**SET TASK:**
Go through the material below and copy all lines with "bottom".

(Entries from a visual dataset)
——————————

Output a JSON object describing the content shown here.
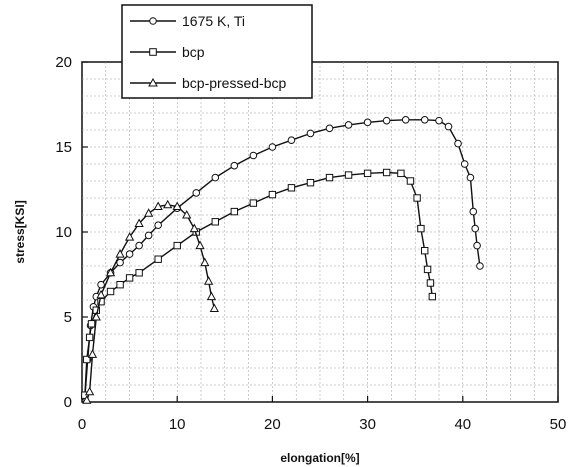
{
  "chart_data": {
    "type": "line",
    "title": "",
    "xlabel": "elongation[%]",
    "ylabel": "stress[KSI]",
    "xlim": [
      0,
      50
    ],
    "ylim": [
      0,
      20
    ],
    "xticks": [
      0,
      10,
      20,
      30,
      40,
      50
    ],
    "yticks": [
      0,
      5,
      10,
      15,
      20
    ],
    "grid": true,
    "legend_position": "top-left",
    "series": [
      {
        "name": "1675 K, Ti",
        "marker": "circle",
        "x": [
          0.3,
          0.6,
          0.9,
          1.2,
          1.5,
          2,
          3,
          4,
          5,
          6,
          7,
          8,
          10,
          12,
          14,
          16,
          18,
          20,
          22,
          24,
          26,
          28,
          30,
          32,
          34,
          36,
          37.5,
          38.5,
          39.5,
          40.2,
          40.8,
          41.1,
          41.3,
          41.5,
          41.8
        ],
        "y": [
          0.3,
          2.5,
          4.5,
          5.6,
          6.2,
          6.9,
          7.6,
          8.2,
          8.7,
          9.2,
          9.8,
          10.4,
          11.4,
          12.3,
          13.2,
          13.9,
          14.5,
          15.0,
          15.4,
          15.8,
          16.1,
          16.3,
          16.45,
          16.55,
          16.6,
          16.6,
          16.55,
          16.2,
          15.2,
          14.0,
          13.2,
          11.2,
          10.2,
          9.2,
          8.0
        ]
      },
      {
        "name": "bcp",
        "marker": "square",
        "x": [
          0.3,
          0.5,
          0.8,
          1.0,
          1.5,
          2,
          3,
          4,
          5,
          6,
          8,
          10,
          12,
          14,
          16,
          18,
          20,
          22,
          24,
          26,
          28,
          30,
          32,
          33.5,
          34.5,
          35.2,
          35.6,
          36.0,
          36.3,
          36.6,
          36.8
        ],
        "y": [
          0.4,
          2.5,
          3.8,
          4.6,
          5.4,
          5.9,
          6.5,
          6.9,
          7.3,
          7.6,
          8.4,
          9.2,
          10.0,
          10.6,
          11.2,
          11.7,
          12.2,
          12.6,
          12.9,
          13.2,
          13.35,
          13.45,
          13.5,
          13.45,
          13.0,
          12.0,
          10.2,
          8.9,
          7.8,
          7.0,
          6.2
        ]
      },
      {
        "name": "bcp-pressed-bcp",
        "marker": "triangle",
        "x": [
          0.5,
          0.8,
          1.1,
          1.5,
          2,
          3,
          4,
          5,
          6,
          7,
          8,
          9,
          10,
          11,
          11.8,
          12.4,
          12.9,
          13.3,
          13.6,
          13.9
        ],
        "y": [
          0.1,
          0.6,
          2.8,
          5.0,
          6.3,
          7.6,
          8.7,
          9.7,
          10.5,
          11.1,
          11.5,
          11.6,
          11.5,
          11.0,
          10.2,
          9.2,
          8.2,
          7.1,
          6.2,
          5.5
        ]
      }
    ]
  }
}
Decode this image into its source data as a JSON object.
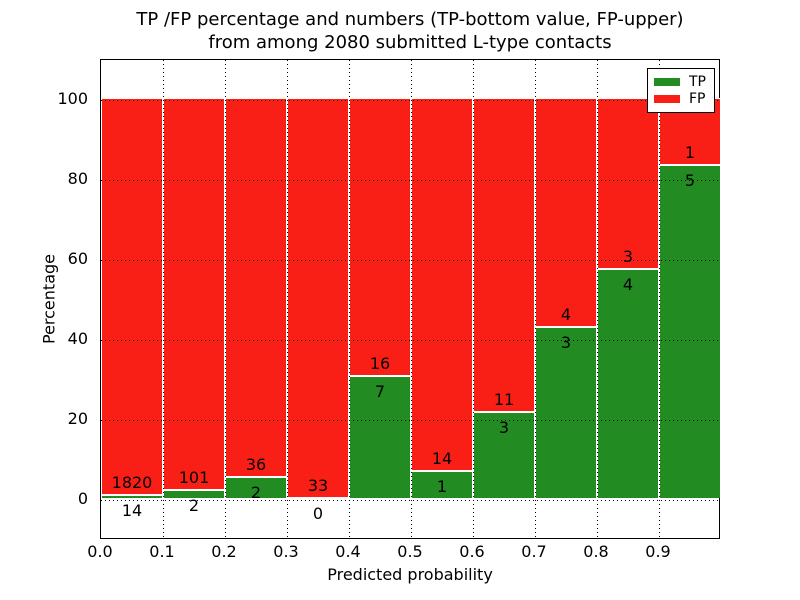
{
  "chart_data": {
    "type": "bar",
    "stacked": true,
    "title": "TP /FP percentage and numbers (TP-bottom value, FP-upper)\nfrom among 2080 submitted L-type contacts",
    "title_line1": "TP /FP percentage and numbers (TP-bottom value, FP-upper)",
    "title_line2": "from among 2080 submitted L-type contacts",
    "xlabel": "Predicted probability",
    "ylabel": "Percentage",
    "total_contacts": 2080,
    "bin_edges": [
      0.0,
      0.1,
      0.2,
      0.3,
      0.4,
      0.5,
      0.6,
      0.7,
      0.8,
      0.9,
      1.0
    ],
    "xticklabels": [
      "0.0",
      "0.1",
      "0.2",
      "0.3",
      "0.4",
      "0.5",
      "0.6",
      "0.7",
      "0.8",
      "0.9"
    ],
    "yticks": [
      0,
      20,
      40,
      60,
      80,
      100
    ],
    "yticklabels": [
      "0",
      "20",
      "40",
      "60",
      "80",
      "100"
    ],
    "xlim": [
      0.0,
      1.0
    ],
    "ylim": [
      -10,
      110
    ],
    "grid": "dotted",
    "legend_position": "upper right",
    "bar_edge_color": "#ffffff",
    "series": [
      {
        "name": "TP",
        "color": "#228b22",
        "counts": [
          14,
          2,
          2,
          0,
          7,
          1,
          3,
          3,
          4,
          5
        ],
        "percent": [
          0.76,
          1.94,
          5.26,
          0.0,
          30.43,
          6.67,
          21.43,
          42.86,
          57.14,
          83.33
        ]
      },
      {
        "name": "FP",
        "color": "#fa1f16",
        "counts": [
          1820,
          101,
          36,
          33,
          16,
          14,
          11,
          4,
          3,
          1
        ],
        "percent": [
          99.24,
          98.06,
          94.74,
          100.0,
          69.57,
          93.33,
          78.57,
          57.14,
          42.86,
          16.67
        ]
      }
    ]
  },
  "colors": {
    "tp": "#228b22",
    "fp": "#fa1f16",
    "frame": "#000000",
    "grid": "#000000",
    "background": "#ffffff"
  }
}
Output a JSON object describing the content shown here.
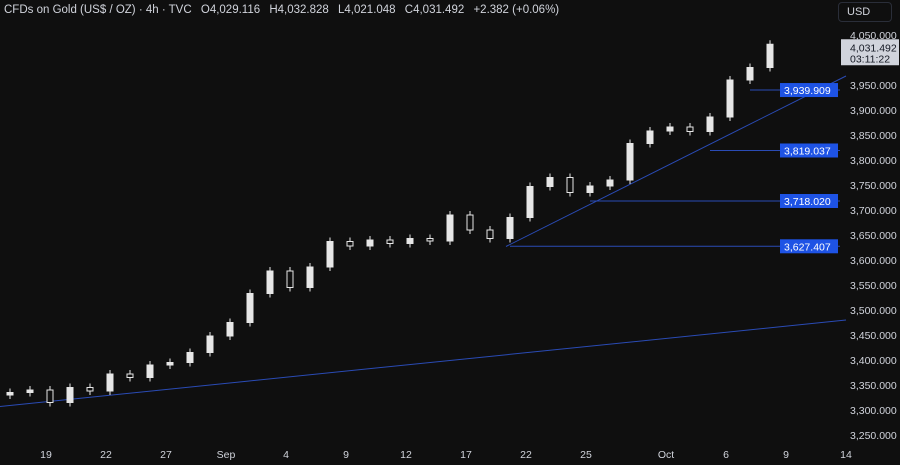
{
  "header": {
    "symbol": "CFDs on Gold (US$ / OZ) · 4h · TVC",
    "open": "O4,029.116",
    "high": "H4,032.828",
    "low": "L4,021.048",
    "close": "C4,031.492",
    "change": "+2.382 (+0.06%)"
  },
  "currency_button": "USD",
  "last_price": {
    "value": "4,031.492",
    "countdown": "03:11:22"
  },
  "chart_data": {
    "type": "candlestick",
    "title": "CFDs on Gold (US$ / OZ) · 4h · TVC",
    "ylim": [
      3250,
      4050
    ],
    "y_ticks": [
      "4,050.000",
      "3,950.000",
      "3,900.000",
      "3,850.000",
      "3,800.000",
      "3,750.000",
      "3,700.000",
      "3,650.000",
      "3,600.000",
      "3,550.000",
      "3,500.000",
      "3,450.000",
      "3,400.000",
      "3,350.000",
      "3,300.000",
      "3,250.000"
    ],
    "y_tick_values": [
      4050,
      3950,
      3900,
      3850,
      3800,
      3750,
      3700,
      3650,
      3600,
      3550,
      3500,
      3450,
      3400,
      3350,
      3300,
      3250
    ],
    "x_ticks": [
      {
        "label": "19",
        "date": "2025-08-19"
      },
      {
        "label": "22",
        "date": "2025-08-22"
      },
      {
        "label": "27",
        "date": "2025-08-27"
      },
      {
        "label": "Sep",
        "date": "2025-09-01"
      },
      {
        "label": "4",
        "date": "2025-09-04"
      },
      {
        "label": "9",
        "date": "2025-09-09"
      },
      {
        "label": "12",
        "date": "2025-09-12"
      },
      {
        "label": "17",
        "date": "2025-09-17"
      },
      {
        "label": "22",
        "date": "2025-09-22"
      },
      {
        "label": "25",
        "date": "2025-09-25"
      },
      {
        "label": "Oct",
        "date": "2025-10-01"
      },
      {
        "label": "6",
        "date": "2025-10-06"
      },
      {
        "label": "9",
        "date": "2025-10-09"
      },
      {
        "label": "14",
        "date": "2025-10-14"
      }
    ],
    "closes": [
      3335,
      3340,
      3315,
      3345,
      3338,
      3372,
      3365,
      3390,
      3395,
      3415,
      3448,
      3475,
      3533,
      3578,
      3545,
      3586,
      3637,
      3628,
      3640,
      3633,
      3643,
      3638,
      3690,
      3660,
      3643,
      3685,
      3747,
      3765,
      3735,
      3748,
      3760,
      3833,
      3858,
      3866,
      3857,
      3886,
      3960,
      3985,
      4031.492
    ],
    "levels": [
      {
        "label": "3,939.909",
        "value": 3939.909
      },
      {
        "label": "3,819.037",
        "value": 3819.037
      },
      {
        "label": "3,718.020",
        "value": 3718.02
      },
      {
        "label": "3,627.407",
        "value": 3627.407
      }
    ],
    "trendlines": [
      {
        "from": {
          "date": "2025-08-12",
          "price": 3296
        },
        "to": {
          "date": "2025-10-14",
          "price": 3480
        }
      },
      {
        "from": {
          "date": "2025-09-19",
          "price": 3627
        },
        "to": {
          "date": "2025-10-14",
          "price": 3968
        }
      }
    ],
    "colors": {
      "background": "#0f0f0f",
      "candle": "#e6e6e6",
      "line": "#2a4bb5",
      "level_label": "#1e53e5",
      "last_price_label": "#d1d4dc"
    }
  }
}
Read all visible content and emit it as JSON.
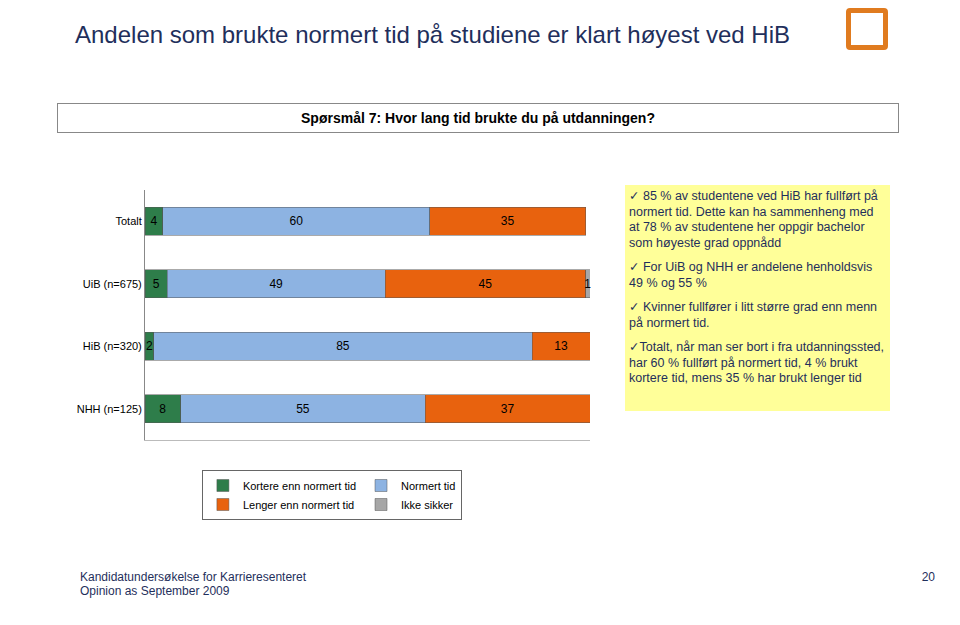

——————————

**FULL SOLUTION:**
    "title": "TP /FP percentage and numbers (TP-bottom value, FP-upper)\nfrom among 2080 submitted L-type contacts",
    "title_line1": "TP /FP percentage and numbers (TP-bottom value, FP-upper)",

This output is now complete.